(Stored data)
>> BEGIN

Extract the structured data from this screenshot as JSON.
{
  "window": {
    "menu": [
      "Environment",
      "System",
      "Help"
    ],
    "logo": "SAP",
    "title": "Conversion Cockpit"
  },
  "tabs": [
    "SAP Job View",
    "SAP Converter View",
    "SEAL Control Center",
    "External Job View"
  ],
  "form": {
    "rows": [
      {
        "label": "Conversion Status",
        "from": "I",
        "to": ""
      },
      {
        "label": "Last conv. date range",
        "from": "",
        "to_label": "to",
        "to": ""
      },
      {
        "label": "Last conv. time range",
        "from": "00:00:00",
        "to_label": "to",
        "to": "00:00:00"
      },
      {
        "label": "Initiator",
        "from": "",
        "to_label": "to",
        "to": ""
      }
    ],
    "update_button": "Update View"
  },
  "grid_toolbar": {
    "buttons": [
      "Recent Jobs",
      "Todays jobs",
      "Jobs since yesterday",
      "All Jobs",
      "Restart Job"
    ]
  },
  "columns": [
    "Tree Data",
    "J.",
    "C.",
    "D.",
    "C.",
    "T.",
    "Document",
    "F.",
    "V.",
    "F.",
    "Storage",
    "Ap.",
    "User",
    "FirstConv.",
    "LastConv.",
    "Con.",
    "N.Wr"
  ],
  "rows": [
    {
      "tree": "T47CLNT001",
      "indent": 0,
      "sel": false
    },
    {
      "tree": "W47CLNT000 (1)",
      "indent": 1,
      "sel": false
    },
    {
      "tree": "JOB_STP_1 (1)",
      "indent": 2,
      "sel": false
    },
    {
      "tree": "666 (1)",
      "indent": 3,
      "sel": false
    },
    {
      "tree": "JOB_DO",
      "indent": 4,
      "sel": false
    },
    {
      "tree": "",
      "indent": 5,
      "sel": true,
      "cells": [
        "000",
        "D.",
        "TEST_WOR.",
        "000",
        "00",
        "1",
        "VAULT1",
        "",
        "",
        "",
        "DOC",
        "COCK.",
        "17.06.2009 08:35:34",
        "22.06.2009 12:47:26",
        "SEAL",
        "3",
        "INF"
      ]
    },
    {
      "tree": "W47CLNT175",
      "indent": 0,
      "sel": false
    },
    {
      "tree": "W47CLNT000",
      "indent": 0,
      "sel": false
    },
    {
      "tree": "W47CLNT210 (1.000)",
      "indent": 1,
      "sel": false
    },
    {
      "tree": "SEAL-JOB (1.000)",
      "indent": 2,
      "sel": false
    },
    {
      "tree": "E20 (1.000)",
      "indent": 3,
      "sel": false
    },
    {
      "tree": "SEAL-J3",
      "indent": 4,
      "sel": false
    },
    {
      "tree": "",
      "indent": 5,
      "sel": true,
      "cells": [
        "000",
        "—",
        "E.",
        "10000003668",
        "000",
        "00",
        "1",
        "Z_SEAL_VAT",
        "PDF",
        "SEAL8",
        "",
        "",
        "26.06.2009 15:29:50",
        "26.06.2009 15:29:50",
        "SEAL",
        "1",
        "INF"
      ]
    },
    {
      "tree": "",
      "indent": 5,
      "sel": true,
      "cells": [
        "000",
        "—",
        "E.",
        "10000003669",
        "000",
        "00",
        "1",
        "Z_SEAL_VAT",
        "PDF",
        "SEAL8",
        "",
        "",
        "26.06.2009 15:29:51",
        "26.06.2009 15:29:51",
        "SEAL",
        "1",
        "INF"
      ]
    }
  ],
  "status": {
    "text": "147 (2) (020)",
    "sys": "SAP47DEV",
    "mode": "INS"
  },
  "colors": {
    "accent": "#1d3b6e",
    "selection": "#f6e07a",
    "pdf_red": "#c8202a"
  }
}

>> END

## Directions for this task
Scan the data above; copy every line where "View" appears.

## Answer
    "SAP Job View",
    "SAP Converter View",
    "External Job View"
    "update_button": "Update View"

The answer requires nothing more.